Copy out lines with the word "data" from the material that follows.

— START OF RECORDS SHOWN —

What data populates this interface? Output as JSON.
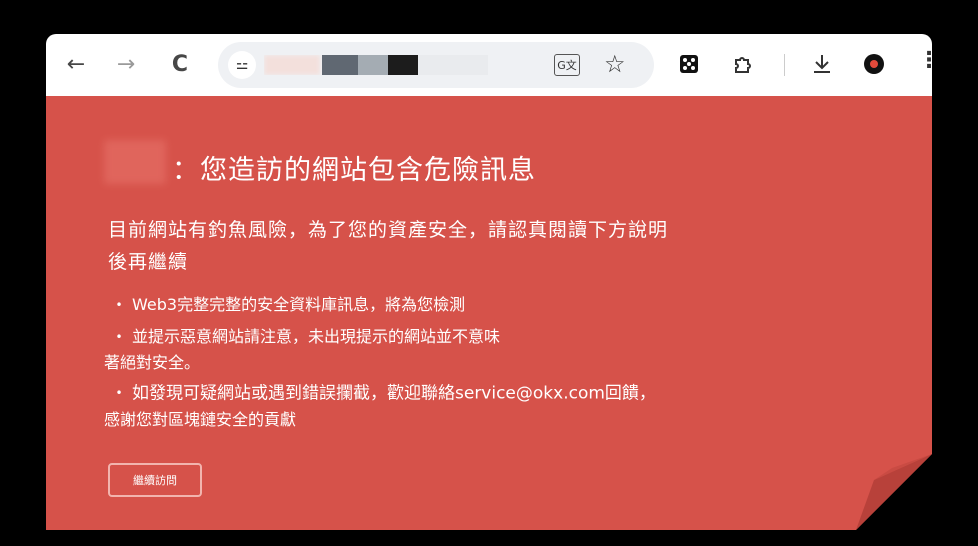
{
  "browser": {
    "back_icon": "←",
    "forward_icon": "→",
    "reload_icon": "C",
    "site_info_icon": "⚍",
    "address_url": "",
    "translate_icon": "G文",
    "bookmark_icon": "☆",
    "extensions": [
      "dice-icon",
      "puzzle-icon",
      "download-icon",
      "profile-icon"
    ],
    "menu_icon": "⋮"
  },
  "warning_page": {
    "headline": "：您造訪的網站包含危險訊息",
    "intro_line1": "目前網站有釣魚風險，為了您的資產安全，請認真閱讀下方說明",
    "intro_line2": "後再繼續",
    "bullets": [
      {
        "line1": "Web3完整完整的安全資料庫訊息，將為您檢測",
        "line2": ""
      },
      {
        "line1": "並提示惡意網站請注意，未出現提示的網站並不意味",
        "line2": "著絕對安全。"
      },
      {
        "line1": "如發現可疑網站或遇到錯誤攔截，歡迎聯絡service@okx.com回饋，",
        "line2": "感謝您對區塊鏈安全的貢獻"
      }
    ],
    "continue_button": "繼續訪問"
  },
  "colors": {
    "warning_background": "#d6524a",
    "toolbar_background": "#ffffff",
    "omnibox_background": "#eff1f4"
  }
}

— END OF RECORDS SHOWN —
— START OF RECORDS SHOWN —

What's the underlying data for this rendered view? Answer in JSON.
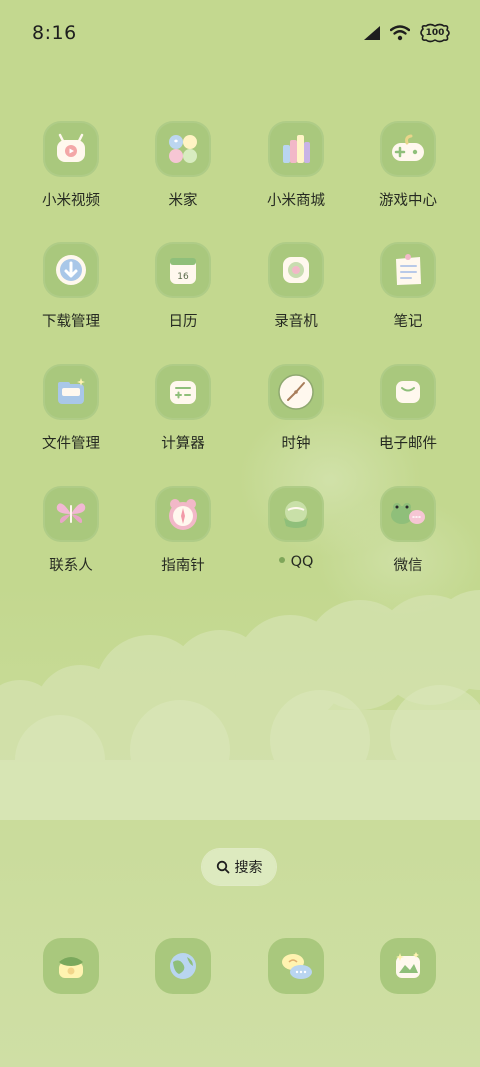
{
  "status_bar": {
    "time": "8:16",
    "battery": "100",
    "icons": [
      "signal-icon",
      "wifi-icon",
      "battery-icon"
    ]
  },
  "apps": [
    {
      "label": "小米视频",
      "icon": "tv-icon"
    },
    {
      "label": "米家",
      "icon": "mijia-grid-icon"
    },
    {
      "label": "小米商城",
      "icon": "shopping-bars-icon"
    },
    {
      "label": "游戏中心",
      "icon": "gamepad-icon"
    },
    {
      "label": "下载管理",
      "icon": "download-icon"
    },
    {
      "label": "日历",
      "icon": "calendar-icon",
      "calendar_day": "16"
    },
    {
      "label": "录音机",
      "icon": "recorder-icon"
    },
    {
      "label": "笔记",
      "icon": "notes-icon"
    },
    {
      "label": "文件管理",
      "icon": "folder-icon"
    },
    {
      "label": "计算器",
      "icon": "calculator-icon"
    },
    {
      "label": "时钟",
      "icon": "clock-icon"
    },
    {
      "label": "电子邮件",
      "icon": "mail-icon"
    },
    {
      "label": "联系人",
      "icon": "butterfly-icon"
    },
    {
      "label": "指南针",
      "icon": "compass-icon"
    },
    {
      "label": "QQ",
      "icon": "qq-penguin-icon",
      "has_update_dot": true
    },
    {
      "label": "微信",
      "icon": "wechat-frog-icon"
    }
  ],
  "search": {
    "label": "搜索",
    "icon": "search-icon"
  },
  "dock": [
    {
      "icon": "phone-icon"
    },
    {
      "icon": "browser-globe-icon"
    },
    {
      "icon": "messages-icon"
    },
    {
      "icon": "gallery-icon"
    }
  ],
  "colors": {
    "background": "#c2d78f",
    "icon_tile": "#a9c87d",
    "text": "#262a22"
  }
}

— END OF RECORDS SHOWN —

EXERCISE RESPONSE
What data populates this interface? Output as JSON.
What's the underlying data for this rendered view? Answer in JSON.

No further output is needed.